*What this task involves*
Starting at the line that contains "Enumerate this screenshot's", copy each line through the final one exactly as written.

*Task material*
┌──

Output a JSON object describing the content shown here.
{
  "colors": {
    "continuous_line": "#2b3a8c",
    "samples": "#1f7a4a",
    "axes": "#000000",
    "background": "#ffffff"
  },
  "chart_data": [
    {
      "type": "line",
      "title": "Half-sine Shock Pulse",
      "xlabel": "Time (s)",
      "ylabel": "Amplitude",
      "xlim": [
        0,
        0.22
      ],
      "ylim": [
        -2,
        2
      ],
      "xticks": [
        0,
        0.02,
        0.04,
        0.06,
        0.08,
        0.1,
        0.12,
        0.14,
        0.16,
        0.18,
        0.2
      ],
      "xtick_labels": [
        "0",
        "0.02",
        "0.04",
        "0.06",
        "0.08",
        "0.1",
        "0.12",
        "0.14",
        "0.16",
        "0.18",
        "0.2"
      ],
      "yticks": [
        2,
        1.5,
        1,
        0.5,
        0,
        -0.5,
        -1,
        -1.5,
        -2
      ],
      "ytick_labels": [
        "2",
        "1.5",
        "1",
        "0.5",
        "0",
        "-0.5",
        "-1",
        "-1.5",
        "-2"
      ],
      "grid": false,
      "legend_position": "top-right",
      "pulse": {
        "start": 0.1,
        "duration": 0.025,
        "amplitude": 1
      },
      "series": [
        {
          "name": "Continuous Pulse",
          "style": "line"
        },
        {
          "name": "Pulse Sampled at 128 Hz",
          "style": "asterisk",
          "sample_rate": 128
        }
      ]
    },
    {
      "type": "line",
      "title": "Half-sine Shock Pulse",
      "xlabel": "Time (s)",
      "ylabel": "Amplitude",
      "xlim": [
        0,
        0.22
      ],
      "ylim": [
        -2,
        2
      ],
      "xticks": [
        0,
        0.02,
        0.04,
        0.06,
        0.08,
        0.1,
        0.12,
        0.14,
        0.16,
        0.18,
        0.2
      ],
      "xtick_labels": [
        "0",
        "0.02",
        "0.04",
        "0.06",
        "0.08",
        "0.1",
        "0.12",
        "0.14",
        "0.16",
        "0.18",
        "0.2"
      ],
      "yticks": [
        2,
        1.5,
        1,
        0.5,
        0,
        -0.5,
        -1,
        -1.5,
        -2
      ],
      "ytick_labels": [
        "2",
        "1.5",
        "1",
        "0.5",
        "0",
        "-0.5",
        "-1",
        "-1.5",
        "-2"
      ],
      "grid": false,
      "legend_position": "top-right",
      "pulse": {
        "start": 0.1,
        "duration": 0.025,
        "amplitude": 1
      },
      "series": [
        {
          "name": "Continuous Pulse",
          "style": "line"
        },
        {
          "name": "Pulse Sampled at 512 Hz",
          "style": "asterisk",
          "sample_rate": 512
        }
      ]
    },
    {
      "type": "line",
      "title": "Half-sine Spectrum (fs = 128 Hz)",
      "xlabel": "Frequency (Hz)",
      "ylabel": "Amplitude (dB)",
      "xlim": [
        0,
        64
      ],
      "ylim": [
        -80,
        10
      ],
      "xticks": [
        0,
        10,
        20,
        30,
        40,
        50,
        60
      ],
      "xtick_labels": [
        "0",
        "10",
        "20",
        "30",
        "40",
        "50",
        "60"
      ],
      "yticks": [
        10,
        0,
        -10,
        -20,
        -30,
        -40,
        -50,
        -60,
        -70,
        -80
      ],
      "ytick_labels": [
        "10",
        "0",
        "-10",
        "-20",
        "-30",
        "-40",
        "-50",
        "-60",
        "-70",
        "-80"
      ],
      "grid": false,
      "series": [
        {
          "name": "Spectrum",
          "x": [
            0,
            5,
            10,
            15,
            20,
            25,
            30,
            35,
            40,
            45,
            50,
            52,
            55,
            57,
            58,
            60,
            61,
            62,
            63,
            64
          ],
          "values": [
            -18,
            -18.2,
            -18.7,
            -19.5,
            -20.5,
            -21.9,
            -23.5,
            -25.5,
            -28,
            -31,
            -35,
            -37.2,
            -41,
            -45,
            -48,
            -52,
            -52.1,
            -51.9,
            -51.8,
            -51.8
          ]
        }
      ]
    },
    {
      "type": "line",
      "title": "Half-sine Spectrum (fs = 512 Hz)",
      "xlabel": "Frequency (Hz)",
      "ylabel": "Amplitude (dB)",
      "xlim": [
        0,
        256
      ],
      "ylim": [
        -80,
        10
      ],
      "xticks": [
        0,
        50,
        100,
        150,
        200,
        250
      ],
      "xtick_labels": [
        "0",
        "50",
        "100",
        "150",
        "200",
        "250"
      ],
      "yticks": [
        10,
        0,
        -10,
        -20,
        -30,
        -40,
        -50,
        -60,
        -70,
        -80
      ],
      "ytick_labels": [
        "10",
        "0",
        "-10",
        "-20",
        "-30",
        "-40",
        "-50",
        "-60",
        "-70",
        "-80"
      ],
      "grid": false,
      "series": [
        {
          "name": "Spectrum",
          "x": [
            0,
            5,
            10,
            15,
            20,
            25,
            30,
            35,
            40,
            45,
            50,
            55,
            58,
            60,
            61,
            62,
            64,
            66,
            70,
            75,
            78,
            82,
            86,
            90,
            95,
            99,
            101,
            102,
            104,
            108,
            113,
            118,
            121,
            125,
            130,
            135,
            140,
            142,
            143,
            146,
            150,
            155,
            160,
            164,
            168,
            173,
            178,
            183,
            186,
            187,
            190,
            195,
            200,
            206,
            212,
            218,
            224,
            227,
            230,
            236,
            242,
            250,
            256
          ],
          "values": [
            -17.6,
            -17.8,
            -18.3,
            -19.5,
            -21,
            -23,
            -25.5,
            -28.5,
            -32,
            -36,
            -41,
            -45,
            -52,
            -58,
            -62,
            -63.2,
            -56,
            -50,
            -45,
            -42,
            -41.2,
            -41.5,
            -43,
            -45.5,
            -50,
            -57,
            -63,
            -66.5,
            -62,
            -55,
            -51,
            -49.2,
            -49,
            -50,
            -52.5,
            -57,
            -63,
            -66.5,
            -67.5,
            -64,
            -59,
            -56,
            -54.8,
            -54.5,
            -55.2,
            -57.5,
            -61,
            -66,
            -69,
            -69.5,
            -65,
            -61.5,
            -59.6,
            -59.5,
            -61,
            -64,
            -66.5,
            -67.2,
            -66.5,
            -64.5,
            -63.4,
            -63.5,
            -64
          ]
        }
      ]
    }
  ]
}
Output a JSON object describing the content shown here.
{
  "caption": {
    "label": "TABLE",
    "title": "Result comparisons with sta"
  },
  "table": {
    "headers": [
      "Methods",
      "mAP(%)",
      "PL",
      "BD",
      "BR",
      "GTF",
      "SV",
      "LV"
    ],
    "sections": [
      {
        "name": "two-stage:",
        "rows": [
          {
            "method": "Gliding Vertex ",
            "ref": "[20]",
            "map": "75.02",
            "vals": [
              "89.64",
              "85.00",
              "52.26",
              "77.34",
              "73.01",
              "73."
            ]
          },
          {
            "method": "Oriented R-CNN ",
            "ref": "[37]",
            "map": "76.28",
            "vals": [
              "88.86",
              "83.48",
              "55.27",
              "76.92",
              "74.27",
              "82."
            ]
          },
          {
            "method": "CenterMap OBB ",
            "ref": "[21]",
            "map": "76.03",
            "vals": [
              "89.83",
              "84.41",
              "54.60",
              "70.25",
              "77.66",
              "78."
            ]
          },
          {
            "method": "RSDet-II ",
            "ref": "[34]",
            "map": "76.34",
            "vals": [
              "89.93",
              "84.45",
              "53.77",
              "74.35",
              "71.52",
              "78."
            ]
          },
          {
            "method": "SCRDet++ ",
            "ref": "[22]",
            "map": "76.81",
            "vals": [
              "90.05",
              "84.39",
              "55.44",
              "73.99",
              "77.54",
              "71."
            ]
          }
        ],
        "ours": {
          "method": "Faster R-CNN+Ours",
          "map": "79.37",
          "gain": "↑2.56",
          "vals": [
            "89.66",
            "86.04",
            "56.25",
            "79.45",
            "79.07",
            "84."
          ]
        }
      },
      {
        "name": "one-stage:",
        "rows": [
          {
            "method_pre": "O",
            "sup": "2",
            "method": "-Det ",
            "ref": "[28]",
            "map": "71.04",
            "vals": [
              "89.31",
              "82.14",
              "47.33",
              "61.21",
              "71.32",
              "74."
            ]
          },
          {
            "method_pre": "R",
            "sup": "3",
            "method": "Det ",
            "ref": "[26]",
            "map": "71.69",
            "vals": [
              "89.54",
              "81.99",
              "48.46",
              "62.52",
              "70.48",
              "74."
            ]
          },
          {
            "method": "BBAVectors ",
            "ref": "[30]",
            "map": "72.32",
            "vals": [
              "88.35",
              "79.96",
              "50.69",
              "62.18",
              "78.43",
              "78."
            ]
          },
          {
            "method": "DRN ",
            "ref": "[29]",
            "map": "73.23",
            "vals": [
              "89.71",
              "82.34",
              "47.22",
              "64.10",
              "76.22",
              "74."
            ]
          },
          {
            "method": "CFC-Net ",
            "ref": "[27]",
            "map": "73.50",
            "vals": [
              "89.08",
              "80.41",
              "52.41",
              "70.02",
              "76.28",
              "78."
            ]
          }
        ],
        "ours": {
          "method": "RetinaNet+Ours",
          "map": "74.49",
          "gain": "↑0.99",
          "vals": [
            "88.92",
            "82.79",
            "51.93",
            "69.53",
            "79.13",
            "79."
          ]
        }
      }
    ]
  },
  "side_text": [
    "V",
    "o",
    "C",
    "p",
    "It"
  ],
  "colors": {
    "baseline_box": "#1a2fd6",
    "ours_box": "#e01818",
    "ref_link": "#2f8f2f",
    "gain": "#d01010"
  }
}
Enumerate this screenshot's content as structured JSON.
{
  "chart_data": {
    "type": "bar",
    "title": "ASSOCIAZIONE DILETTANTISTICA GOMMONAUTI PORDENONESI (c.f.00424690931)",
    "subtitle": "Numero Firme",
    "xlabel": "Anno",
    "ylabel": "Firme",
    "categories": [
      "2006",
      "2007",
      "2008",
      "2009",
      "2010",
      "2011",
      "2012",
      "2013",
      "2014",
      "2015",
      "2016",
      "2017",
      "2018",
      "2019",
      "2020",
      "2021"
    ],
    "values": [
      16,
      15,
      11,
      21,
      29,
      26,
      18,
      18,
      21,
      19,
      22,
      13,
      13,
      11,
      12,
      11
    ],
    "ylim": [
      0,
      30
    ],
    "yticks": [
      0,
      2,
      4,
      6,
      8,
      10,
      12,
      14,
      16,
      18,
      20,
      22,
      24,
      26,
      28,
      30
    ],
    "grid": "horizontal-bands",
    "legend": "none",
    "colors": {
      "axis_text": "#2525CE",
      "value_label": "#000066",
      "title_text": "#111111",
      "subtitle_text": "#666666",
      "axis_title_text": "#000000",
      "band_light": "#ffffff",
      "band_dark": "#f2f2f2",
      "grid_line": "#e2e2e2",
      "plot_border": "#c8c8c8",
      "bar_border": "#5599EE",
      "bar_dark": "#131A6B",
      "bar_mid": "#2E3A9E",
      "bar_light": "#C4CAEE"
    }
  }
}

└──

*Finished exercise*
Enumerate this screenshot's content as structured JSON.
{
  "chart_data": {
    "type": "bar",
    "title": "ASSOCIAZIONE DILETTANTISTICA GOMMONAUTI PORDENONESI (c.f.00424690931)",
    "subtitle": "Numero Firme",
    "xlabel": "Anno",
    "ylabel": "Firme",
    "categories": [
      "2006",
      "2007",
      "2008",
      "2009",
      "2010",
      "2011",
      "2012",
      "2013",
      "2014",
      "2015",
      "2016",
      "2017",
      "2018",
      "2019",
      "2020",
      "2021"
    ],
    "values": [
      16,
      15,
      11,
      21,
      29,
      26,
      18,
      18,
      21,
      19,
      22,
      13,
      13,
      11,
      12,
      11
    ],
    "ylim": [
      0,
      30
    ],
    "yticks": [
      0,
      2,
      4,
      6,
      8,
      10,
      12,
      14,
      16,
      18,
      20,
      22,
      24,
      26,
      28,
      30
    ],
    "grid": "horizontal-bands",
    "legend": "none",
    "colors": {
      "axis_text": "#2525CE",
      "value_label": "#000066",
      "title_text": "#111111",
      "subtitle_text": "#666666",
      "axis_title_text": "#000000",
      "band_light": "#ffffff",
      "band_dark": "#f2f2f2",
      "grid_line": "#e2e2e2",
      "plot_border": "#c8c8c8",
      "bar_border": "#5599EE",
      "bar_dark": "#131A6B",
      "bar_mid": "#2E3A9E",
      "bar_light": "#C4CAEE"
    }
  }
}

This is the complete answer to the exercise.